Challenge
Make a verbatim copy of the entries below; pictures stay out.

Record list
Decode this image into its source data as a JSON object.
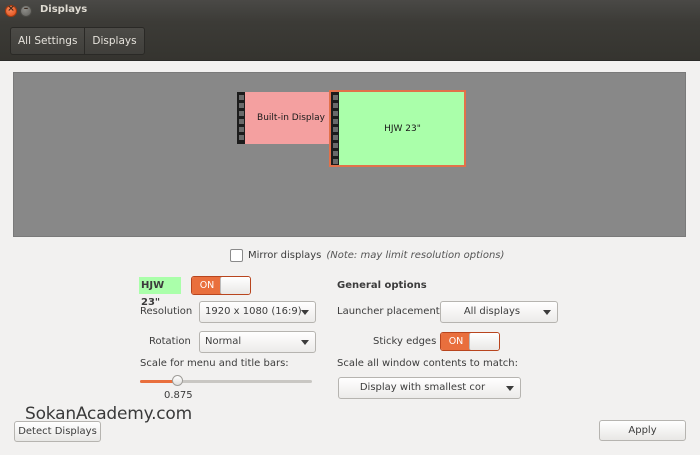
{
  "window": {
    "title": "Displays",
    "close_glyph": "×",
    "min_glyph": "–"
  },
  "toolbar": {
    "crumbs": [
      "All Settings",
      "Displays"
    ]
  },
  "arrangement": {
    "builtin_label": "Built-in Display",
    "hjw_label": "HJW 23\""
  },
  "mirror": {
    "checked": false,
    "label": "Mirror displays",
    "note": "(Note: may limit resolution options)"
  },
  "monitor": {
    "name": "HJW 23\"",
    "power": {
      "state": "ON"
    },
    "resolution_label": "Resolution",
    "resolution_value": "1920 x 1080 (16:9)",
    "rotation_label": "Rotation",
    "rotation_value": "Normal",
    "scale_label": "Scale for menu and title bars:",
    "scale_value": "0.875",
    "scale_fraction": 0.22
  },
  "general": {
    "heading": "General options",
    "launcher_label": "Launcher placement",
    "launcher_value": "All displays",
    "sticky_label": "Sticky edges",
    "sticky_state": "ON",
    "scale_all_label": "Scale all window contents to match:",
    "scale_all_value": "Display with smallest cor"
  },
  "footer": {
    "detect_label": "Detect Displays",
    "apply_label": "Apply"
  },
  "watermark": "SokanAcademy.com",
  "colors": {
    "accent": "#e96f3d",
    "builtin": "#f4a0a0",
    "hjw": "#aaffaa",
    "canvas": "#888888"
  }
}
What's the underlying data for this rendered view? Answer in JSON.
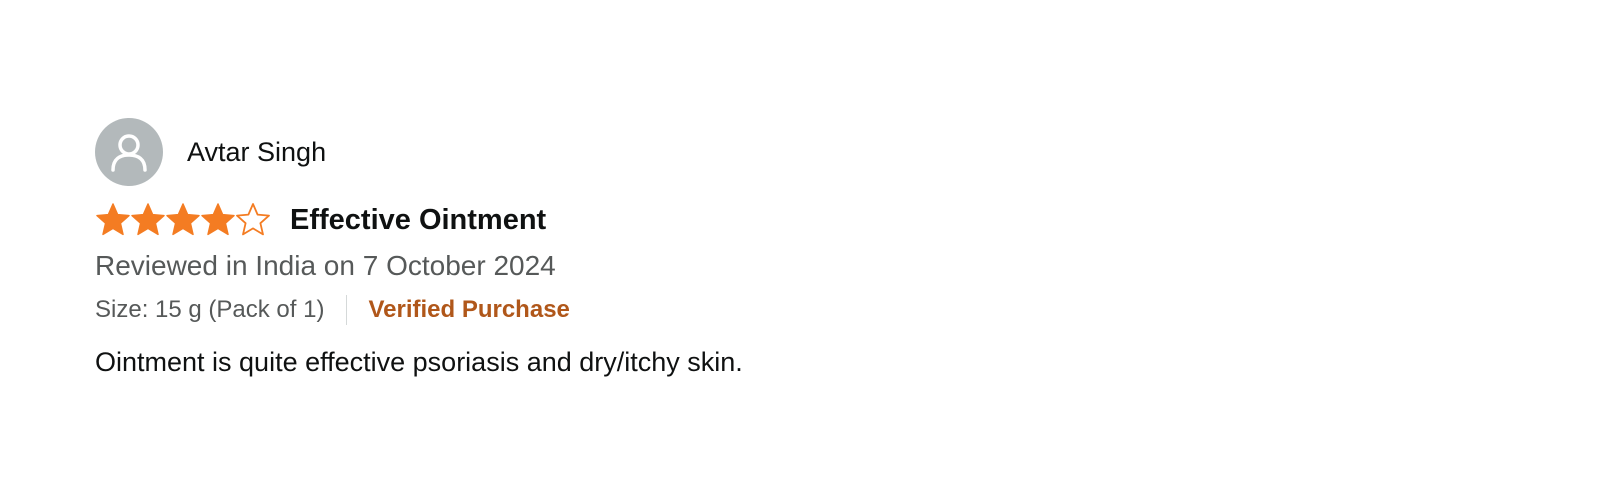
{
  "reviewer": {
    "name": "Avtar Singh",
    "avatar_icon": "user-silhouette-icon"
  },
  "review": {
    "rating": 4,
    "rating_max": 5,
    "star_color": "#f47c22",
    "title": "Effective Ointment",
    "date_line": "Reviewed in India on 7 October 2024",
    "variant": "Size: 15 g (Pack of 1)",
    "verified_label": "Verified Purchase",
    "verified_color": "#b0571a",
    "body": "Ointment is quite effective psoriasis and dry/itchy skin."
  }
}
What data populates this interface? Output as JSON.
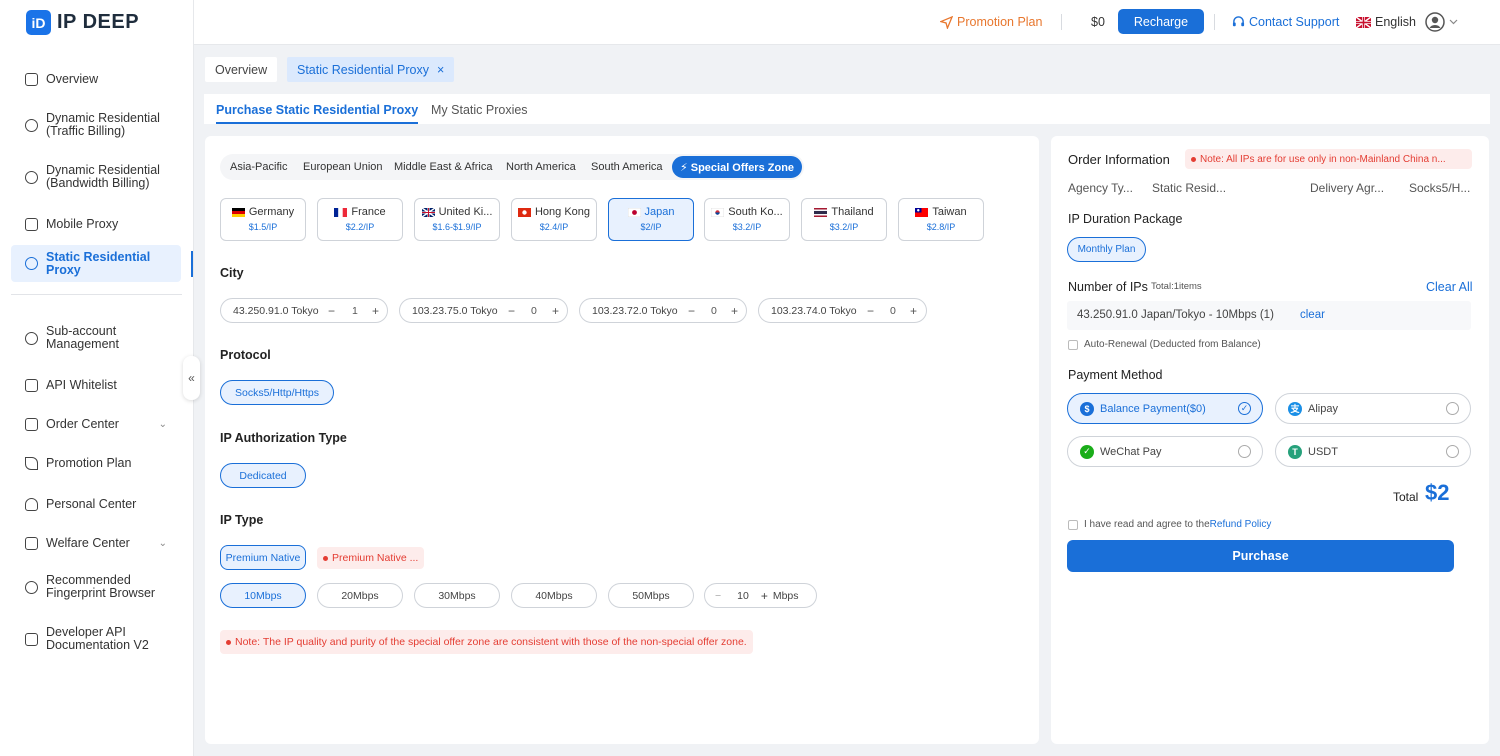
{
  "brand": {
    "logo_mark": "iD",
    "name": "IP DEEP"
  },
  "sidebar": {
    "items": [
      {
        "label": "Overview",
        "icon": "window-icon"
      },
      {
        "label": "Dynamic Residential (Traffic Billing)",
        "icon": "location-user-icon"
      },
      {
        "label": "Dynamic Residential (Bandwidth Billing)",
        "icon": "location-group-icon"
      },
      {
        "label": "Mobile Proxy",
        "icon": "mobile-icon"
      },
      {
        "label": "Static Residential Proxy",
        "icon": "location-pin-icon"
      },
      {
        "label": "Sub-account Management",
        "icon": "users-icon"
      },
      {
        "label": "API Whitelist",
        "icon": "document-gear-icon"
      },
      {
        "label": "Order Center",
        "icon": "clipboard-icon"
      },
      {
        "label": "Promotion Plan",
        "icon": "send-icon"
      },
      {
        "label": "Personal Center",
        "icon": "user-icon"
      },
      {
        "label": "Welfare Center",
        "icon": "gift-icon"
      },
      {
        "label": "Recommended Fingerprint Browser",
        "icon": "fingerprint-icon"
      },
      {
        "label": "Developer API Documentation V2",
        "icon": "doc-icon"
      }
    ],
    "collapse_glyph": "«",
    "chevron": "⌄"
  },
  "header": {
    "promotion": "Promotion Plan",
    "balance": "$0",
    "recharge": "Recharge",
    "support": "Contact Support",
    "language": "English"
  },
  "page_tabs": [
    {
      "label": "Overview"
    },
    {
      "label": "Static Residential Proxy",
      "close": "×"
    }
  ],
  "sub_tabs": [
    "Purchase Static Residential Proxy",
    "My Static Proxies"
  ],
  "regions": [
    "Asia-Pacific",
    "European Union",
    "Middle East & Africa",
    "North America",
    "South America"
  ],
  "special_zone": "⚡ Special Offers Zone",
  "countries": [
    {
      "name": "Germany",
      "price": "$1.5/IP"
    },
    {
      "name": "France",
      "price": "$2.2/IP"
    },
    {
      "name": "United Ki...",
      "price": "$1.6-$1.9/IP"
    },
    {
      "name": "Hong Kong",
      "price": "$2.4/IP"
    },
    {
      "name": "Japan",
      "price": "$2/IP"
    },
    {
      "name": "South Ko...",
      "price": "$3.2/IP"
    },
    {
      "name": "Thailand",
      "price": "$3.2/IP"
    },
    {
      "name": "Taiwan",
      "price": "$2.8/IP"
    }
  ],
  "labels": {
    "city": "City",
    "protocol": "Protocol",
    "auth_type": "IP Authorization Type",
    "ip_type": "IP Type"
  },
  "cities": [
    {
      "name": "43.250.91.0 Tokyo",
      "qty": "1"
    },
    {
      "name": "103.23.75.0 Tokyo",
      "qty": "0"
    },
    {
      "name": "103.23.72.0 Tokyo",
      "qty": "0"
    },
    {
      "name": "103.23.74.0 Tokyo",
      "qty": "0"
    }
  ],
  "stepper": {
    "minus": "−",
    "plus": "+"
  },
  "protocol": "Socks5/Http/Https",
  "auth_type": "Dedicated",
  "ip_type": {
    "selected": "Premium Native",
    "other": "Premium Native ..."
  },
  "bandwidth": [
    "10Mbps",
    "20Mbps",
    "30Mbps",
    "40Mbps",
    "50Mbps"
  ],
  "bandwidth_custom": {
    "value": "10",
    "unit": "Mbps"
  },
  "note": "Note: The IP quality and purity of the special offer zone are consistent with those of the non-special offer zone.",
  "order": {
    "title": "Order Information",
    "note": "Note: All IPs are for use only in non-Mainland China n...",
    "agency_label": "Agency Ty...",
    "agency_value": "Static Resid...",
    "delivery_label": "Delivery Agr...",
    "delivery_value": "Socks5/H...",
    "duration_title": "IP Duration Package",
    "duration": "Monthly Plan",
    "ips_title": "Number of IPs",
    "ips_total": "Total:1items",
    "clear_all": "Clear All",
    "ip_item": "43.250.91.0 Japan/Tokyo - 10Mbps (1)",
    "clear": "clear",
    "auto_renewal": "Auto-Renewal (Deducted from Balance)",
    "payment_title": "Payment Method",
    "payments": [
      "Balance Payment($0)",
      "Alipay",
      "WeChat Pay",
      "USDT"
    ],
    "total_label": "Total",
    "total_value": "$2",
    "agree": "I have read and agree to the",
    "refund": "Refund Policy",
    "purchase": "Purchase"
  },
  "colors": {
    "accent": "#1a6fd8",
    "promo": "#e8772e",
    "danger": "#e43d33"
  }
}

Task result
Decode this image into its source data as a JSON object.
{
  "window": {
    "title": "Displays",
    "close_glyph": "×",
    "min_glyph": "–"
  },
  "toolbar": {
    "crumbs": [
      "All Settings",
      "Displays"
    ]
  },
  "arrangement": {
    "builtin_label": "Built-in Display",
    "hjw_label": "HJW 23\""
  },
  "mirror": {
    "checked": false,
    "label": "Mirror displays",
    "note": "(Note: may limit resolution options)"
  },
  "monitor": {
    "name": "HJW 23\"",
    "power": {
      "state": "ON"
    },
    "resolution_label": "Resolution",
    "resolution_value": "1920 x 1080 (16:9)",
    "rotation_label": "Rotation",
    "rotation_value": "Normal",
    "scale_label": "Scale for menu and title bars:",
    "scale_value": "0.875",
    "scale_fraction": 0.22
  },
  "general": {
    "heading": "General options",
    "launcher_label": "Launcher placement",
    "launcher_value": "All displays",
    "sticky_label": "Sticky edges",
    "sticky_state": "ON",
    "scale_all_label": "Scale all window contents to match:",
    "scale_all_value": "Display with smallest cor"
  },
  "footer": {
    "detect_label": "Detect Displays",
    "apply_label": "Apply"
  },
  "watermark": "SokanAcademy.com",
  "colors": {
    "accent": "#e96f3d",
    "builtin": "#f4a0a0",
    "hjw": "#aaffaa",
    "canvas": "#888888"
  }
}
What's the underlying data for this rendered view? Answer in JSON.
{
  "reviewer": {
    "name": "Avtar Singh",
    "avatar_icon": "user-silhouette-icon"
  },
  "review": {
    "rating": 4,
    "rating_max": 5,
    "star_color": "#f47c22",
    "title": "Effective Ointment",
    "date_line": "Reviewed in India on 7 October 2024",
    "variant": "Size: 15 g (Pack of 1)",
    "verified_label": "Verified Purchase",
    "verified_color": "#b0571a",
    "body": "Ointment is quite effective psoriasis and dry/itchy skin."
  }
}
What data populates this interface? Output as JSON.
{
  "brand": {
    "logo_mark": "iD",
    "name": "IP DEEP"
  },
  "sidebar": {
    "items": [
      {
        "label": "Overview",
        "icon": "window-icon"
      },
      {
        "label": "Dynamic Residential (Traffic Billing)",
        "icon": "location-user-icon"
      },
      {
        "label": "Dynamic Residential (Bandwidth Billing)",
        "icon": "location-group-icon"
      },
      {
        "label": "Mobile Proxy",
        "icon": "mobile-icon"
      },
      {
        "label": "Static Residential Proxy",
        "icon": "location-pin-icon"
      },
      {
        "label": "Sub-account Management",
        "icon": "users-icon"
      },
      {
        "label": "API Whitelist",
        "icon": "document-gear-icon"
      },
      {
        "label": "Order Center",
        "icon": "clipboard-icon"
      },
      {
        "label": "Promotion Plan",
        "icon": "send-icon"
      },
      {
        "label": "Personal Center",
        "icon": "user-icon"
      },
      {
        "label": "Welfare Center",
        "icon": "gift-icon"
      },
      {
        "label": "Recommended Fingerprint Browser",
        "icon": "fingerprint-icon"
      },
      {
        "label": "Developer API Documentation V2",
        "icon": "doc-icon"
      }
    ],
    "collapse_glyph": "«",
    "chevron": "⌄"
  },
  "header": {
    "promotion": "Promotion Plan",
    "balance": "$0",
    "recharge": "Recharge",
    "support": "Contact Support",
    "language": "English"
  },
  "page_tabs": [
    {
      "label": "Overview"
    },
    {
      "label": "Static Residential Proxy",
      "close": "×"
    }
  ],
  "sub_tabs": [
    "Purchase Static Residential Proxy",
    "My Static Proxies"
  ],
  "regions": [
    "Asia-Pacific",
    "European Union",
    "Middle East & Africa",
    "North America",
    "South America"
  ],
  "special_zone": "⚡ Special Offers Zone",
  "countries": [
    {
      "name": "Germany",
      "price": "$1.5/IP"
    },
    {
      "name": "France",
      "price": "$2.2/IP"
    },
    {
      "name": "United Ki...",
      "price": "$1.6-$1.9/IP"
    },
    {
      "name": "Hong Kong",
      "price": "$2.4/IP"
    },
    {
      "name": "Japan",
      "price": "$2/IP"
    },
    {
      "name": "South Ko...",
      "price": "$3.2/IP"
    },
    {
      "name": "Thailand",
      "price": "$3.2/IP"
    },
    {
      "name": "Taiwan",
      "price": "$2.8/IP"
    }
  ],
  "labels": {
    "city": "City",
    "protocol": "Protocol",
    "auth_type": "IP Authorization Type",
    "ip_type": "IP Type"
  },
  "cities": [
    {
      "name": "43.250.91.0 Tokyo",
      "qty": "1"
    },
    {
      "name": "103.23.75.0 Tokyo",
      "qty": "0"
    },
    {
      "name": "103.23.72.0 Tokyo",
      "qty": "0"
    },
    {
      "name": "103.23.74.0 Tokyo",
      "qty": "0"
    }
  ],
  "stepper": {
    "minus": "−",
    "plus": "+"
  },
  "protocol": "Socks5/Http/Https",
  "auth_type": "Dedicated",
  "ip_type": {
    "selected": "Premium Native",
    "other": "Premium Native ..."
  },
  "bandwidth": [
    "10Mbps",
    "20Mbps",
    "30Mbps",
    "40Mbps",
    "50Mbps"
  ],
  "bandwidth_custom": {
    "value": "10",
    "unit": "Mbps"
  },
  "note": "Note: The IP quality and purity of the special offer zone are consistent with those of the non-special offer zone.",
  "order": {
    "title": "Order Information",
    "note": "Note: All IPs are for use only in non-Mainland China n...",
    "agency_label": "Agency Ty...",
    "agency_value": "Static Resid...",
    "delivery_label": "Delivery Agr...",
    "delivery_value": "Socks5/H...",
    "duration_title": "IP Duration Package",
    "duration": "Monthly Plan",
    "ips_title": "Number of IPs",
    "ips_total": "Total:1items",
    "clear_all": "Clear All",
    "ip_item": "43.250.91.0 Japan/Tokyo - 10Mbps (1)",
    "clear": "clear",
    "auto_renewal": "Auto-Renewal (Deducted from Balance)",
    "payment_title": "Payment Method",
    "payments": [
      "Balance Payment($0)",
      "Alipay",
      "WeChat Pay",
      "USDT"
    ],
    "total_label": "Total",
    "total_value": "$2",
    "agree": "I have read and agree to the",
    "refund": "Refund Policy",
    "purchase": "Purchase"
  },
  "colors": {
    "accent": "#1a6fd8",
    "promo": "#e8772e",
    "danger": "#e43d33"
  }
}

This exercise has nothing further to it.